■ SUPPLIED DATA:
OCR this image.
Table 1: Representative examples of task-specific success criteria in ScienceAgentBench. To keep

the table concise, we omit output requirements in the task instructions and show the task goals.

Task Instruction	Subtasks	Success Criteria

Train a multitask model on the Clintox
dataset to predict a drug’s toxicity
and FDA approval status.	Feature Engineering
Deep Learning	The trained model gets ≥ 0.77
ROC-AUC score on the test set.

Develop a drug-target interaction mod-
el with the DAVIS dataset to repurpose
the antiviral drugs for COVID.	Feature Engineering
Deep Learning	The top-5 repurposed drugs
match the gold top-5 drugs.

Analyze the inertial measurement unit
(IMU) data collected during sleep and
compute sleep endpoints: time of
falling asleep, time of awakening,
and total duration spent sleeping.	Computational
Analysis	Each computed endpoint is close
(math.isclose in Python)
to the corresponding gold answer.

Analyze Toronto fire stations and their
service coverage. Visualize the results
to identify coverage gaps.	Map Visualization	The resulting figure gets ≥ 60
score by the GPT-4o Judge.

...

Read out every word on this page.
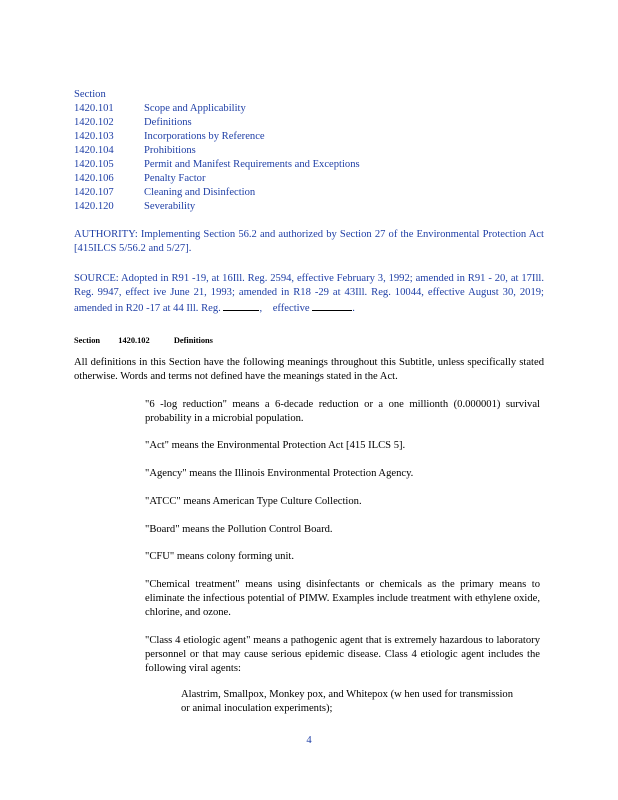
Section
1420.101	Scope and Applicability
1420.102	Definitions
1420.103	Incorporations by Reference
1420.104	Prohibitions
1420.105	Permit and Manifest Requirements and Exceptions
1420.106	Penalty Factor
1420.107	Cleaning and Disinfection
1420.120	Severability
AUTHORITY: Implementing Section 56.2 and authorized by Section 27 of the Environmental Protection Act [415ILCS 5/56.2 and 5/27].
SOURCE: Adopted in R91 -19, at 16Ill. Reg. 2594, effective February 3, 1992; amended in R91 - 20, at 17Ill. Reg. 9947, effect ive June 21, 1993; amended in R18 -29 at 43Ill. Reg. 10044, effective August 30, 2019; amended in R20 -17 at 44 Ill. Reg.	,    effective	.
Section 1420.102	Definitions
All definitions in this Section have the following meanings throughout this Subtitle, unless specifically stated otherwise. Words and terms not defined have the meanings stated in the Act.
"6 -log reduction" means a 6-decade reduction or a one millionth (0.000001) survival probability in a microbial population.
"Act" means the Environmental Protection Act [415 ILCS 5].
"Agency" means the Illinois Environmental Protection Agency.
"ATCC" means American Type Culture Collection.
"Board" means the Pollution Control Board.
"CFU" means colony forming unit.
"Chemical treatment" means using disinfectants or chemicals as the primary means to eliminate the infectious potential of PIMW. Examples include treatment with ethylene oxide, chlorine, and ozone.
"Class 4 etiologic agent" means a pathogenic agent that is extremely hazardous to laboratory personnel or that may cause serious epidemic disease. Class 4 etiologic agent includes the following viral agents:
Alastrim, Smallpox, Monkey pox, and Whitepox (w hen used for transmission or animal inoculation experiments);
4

■ AIM OF THE EXERCISE: Every line of the listing above that includes "Engineering" should be copied out.

■ FINAL ANSWER:
and FDA approval status.	Feature Engineering
the antiviral drugs for COVID.	Feature Engineering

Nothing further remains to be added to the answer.